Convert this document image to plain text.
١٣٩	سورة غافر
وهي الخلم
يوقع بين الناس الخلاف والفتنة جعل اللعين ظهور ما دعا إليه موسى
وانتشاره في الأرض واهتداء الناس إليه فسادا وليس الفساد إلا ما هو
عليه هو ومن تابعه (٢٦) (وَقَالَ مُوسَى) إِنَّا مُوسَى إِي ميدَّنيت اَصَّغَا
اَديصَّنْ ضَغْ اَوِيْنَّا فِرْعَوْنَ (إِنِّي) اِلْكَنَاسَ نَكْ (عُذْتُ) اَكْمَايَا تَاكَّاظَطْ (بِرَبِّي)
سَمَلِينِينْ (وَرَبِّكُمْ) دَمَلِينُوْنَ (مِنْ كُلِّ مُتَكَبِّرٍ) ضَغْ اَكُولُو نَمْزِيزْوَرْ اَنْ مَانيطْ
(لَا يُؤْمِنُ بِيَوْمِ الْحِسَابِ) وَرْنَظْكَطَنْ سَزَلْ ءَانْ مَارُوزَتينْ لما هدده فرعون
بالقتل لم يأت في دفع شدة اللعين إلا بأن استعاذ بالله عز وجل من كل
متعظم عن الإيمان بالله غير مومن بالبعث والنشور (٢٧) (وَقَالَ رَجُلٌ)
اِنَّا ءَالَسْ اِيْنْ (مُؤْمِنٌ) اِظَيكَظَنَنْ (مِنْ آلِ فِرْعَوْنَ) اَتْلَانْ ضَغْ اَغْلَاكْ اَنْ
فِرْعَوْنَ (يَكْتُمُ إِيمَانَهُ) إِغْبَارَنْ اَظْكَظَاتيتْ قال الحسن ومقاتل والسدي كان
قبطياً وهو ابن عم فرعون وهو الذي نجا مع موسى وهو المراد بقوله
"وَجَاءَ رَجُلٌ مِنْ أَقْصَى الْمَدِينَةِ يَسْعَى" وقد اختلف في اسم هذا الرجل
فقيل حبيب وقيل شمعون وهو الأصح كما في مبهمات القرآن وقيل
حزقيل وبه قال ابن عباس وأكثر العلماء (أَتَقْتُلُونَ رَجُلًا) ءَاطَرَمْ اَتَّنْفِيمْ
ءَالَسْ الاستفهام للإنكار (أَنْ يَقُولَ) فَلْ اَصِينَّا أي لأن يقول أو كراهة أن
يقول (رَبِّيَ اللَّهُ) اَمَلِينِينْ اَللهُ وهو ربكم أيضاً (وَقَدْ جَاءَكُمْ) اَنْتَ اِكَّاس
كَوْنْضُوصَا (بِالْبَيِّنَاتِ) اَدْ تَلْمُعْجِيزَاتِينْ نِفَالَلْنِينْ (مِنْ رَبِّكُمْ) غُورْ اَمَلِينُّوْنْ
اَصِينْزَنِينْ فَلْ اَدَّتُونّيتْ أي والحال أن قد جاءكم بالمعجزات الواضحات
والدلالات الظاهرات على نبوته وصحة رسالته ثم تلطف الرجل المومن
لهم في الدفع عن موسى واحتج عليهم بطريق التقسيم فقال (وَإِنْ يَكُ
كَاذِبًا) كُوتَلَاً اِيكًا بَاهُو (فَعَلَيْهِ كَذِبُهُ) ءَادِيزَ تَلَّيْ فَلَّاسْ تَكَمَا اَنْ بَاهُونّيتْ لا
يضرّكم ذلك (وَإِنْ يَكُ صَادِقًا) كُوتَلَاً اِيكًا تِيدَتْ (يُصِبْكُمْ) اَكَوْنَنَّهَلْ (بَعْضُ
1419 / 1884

_Stated problem_
In the material above, show every line where the word "موسى" turns up.

_Task output_
يوقع بين الناس الخلاف والفتنة جعل اللعين ظهور ما دعا إليه موسى
قبطياً وهو ابن عم فرعون وهو الذي نجا مع موسى وهو المراد بقوله
لهم في الدفع عن موسى واحتج عليهم بطريق التقسيم فقال (وَإِنْ يَكُ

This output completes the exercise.